| THE TASK |
Pull every line containing the word "buyruq" from the records.

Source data
..............................

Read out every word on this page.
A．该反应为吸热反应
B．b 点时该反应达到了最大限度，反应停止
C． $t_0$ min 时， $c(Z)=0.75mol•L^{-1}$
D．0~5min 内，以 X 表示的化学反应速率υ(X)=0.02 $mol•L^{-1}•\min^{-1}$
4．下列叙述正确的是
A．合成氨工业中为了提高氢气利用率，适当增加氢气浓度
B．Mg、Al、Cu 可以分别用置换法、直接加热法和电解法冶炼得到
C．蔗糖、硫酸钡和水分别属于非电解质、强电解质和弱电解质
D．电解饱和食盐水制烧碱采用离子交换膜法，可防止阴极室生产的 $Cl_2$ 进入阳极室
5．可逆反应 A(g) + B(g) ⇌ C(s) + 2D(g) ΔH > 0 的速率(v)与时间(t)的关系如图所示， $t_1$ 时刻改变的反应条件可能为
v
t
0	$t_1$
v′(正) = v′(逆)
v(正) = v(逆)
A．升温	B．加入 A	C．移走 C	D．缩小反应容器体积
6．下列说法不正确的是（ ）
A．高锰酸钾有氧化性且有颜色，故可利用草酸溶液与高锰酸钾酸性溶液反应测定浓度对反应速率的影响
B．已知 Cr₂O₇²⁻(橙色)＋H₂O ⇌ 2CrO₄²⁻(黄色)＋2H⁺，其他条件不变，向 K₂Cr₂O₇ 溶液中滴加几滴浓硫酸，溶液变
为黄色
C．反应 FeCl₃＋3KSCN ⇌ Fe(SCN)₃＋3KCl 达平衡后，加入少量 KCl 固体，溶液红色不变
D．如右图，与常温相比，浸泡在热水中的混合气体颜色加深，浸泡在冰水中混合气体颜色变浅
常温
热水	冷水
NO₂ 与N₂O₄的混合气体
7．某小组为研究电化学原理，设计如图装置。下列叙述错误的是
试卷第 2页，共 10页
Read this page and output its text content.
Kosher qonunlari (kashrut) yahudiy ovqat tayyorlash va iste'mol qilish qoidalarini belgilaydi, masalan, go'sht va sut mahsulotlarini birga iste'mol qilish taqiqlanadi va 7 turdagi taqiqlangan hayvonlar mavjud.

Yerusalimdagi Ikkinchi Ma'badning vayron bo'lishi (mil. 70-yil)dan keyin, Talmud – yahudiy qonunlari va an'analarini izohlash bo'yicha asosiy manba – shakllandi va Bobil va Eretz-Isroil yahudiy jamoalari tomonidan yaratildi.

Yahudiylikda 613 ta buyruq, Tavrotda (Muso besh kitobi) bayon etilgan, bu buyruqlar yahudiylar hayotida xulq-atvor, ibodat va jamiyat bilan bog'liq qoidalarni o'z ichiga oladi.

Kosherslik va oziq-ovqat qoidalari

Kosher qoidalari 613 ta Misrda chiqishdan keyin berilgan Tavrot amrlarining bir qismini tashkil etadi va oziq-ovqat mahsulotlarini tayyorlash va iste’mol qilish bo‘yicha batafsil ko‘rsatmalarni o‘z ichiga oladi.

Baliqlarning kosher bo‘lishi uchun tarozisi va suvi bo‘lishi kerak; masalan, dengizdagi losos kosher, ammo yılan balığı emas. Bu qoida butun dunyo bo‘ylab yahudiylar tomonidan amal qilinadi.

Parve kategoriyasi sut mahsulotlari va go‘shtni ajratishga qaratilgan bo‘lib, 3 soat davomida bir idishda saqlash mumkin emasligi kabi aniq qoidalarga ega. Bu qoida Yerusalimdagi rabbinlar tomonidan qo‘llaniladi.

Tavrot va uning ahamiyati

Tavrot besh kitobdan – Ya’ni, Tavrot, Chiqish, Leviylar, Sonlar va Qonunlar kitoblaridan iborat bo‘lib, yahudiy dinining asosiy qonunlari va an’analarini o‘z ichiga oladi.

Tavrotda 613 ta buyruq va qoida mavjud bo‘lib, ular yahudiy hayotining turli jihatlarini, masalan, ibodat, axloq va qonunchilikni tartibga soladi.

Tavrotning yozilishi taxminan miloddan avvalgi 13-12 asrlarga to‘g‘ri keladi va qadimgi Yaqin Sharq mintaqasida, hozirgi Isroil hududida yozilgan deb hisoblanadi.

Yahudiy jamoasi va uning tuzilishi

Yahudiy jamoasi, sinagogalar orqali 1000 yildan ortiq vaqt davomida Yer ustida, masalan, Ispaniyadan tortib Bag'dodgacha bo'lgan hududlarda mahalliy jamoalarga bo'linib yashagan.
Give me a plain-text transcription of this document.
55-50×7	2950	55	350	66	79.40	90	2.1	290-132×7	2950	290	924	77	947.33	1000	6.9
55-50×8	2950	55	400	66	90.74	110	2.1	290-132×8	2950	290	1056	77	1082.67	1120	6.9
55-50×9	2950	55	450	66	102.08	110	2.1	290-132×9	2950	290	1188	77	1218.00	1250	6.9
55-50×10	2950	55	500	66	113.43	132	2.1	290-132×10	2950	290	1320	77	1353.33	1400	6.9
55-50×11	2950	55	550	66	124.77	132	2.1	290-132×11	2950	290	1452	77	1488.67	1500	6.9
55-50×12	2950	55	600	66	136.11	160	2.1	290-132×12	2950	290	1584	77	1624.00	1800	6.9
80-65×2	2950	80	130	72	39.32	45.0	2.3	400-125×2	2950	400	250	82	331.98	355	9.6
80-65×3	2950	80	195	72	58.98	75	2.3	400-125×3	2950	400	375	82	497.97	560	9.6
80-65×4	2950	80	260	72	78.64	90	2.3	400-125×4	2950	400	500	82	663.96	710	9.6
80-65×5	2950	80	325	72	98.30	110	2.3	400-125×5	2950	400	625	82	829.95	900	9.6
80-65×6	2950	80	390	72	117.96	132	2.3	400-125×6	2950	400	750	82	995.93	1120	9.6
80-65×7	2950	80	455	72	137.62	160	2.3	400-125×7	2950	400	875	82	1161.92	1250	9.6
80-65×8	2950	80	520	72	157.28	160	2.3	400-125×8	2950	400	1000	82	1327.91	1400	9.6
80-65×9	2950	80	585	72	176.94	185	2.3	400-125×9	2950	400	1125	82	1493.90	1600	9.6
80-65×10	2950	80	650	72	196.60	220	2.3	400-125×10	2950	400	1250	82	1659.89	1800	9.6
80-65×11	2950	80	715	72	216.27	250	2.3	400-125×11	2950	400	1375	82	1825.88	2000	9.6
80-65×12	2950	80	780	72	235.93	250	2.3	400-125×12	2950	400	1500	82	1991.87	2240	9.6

..............................

| OUTPUT |
Yahudiylikda 613 ta buyruq, Tavrotda (Muso besh kitobi) bayon etilgan, bu buyruqlar yahudiylar hayotida xulq-atvor, ibodat va jamiyat bilan bog'liq qoidalarni o'z ichiga oladi.
Tavrotda 613 ta buyruq va qoida mavjud bo‘lib, ular yahudiy hayotining turli jihatlarini, masalan, ibodat, axloq va qonunchilikni tartibga soladi.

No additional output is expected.